**GOAL:**
Among the lines below, count those containing the word "Tovar". Give the number only.

[Collected data]
━━━━━━━━━━━━━━━━━━━━

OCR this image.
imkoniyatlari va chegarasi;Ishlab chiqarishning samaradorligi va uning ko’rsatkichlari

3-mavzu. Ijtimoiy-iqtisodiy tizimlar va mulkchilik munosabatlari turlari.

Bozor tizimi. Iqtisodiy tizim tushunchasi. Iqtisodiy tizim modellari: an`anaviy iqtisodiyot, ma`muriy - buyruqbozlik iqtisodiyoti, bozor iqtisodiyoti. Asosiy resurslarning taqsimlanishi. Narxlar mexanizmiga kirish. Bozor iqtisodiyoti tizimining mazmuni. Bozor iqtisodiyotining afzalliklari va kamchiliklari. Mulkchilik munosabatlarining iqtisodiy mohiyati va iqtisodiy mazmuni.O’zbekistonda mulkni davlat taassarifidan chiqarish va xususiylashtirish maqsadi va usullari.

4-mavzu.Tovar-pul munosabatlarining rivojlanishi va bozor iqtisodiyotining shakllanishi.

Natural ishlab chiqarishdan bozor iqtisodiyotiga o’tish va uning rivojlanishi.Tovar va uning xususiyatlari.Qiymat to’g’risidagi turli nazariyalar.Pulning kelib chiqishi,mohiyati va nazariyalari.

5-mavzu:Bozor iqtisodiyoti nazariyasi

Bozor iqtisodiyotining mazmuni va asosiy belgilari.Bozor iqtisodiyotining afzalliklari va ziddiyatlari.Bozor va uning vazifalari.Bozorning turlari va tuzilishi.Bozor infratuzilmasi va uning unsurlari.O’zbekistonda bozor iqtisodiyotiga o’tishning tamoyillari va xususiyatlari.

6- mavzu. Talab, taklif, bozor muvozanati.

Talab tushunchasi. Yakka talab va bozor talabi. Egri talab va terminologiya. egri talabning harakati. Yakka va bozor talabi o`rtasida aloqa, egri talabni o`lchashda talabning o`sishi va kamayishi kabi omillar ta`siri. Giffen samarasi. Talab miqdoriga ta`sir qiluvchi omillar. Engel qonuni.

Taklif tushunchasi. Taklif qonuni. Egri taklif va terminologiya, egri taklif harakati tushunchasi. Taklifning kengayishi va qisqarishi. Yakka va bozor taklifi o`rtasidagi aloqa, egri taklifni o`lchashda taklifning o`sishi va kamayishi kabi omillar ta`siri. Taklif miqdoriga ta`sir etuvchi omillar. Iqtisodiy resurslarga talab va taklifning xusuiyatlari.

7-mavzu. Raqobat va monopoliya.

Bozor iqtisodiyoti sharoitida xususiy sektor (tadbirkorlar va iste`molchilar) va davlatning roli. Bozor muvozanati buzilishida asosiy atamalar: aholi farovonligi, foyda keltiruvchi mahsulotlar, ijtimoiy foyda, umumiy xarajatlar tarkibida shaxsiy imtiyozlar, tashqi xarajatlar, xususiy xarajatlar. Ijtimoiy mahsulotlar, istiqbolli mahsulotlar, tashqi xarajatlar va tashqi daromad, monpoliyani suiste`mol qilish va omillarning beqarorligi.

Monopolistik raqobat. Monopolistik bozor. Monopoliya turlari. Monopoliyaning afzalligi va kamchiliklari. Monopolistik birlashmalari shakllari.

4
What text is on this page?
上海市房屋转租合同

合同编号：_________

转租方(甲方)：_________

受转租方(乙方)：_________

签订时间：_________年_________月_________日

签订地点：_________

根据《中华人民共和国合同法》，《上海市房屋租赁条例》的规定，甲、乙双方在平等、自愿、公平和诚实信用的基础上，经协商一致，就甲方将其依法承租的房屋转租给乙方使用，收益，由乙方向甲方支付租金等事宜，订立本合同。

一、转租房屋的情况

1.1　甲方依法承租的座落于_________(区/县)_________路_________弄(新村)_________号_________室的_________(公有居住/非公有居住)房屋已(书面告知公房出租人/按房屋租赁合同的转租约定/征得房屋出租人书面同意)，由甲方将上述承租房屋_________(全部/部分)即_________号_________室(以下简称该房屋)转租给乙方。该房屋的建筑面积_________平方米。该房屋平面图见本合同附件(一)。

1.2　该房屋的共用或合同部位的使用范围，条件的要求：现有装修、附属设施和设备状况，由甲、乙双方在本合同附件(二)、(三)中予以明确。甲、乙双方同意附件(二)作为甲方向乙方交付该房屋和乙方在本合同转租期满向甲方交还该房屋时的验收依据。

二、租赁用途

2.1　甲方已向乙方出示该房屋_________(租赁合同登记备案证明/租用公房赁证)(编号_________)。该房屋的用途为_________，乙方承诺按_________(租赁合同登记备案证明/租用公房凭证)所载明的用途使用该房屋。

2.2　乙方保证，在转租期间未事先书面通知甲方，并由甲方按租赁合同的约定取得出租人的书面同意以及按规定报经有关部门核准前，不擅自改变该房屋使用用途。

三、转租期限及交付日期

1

━━━━━━━━━━━━━━━━━━━━

**TASK ANSWER:**
2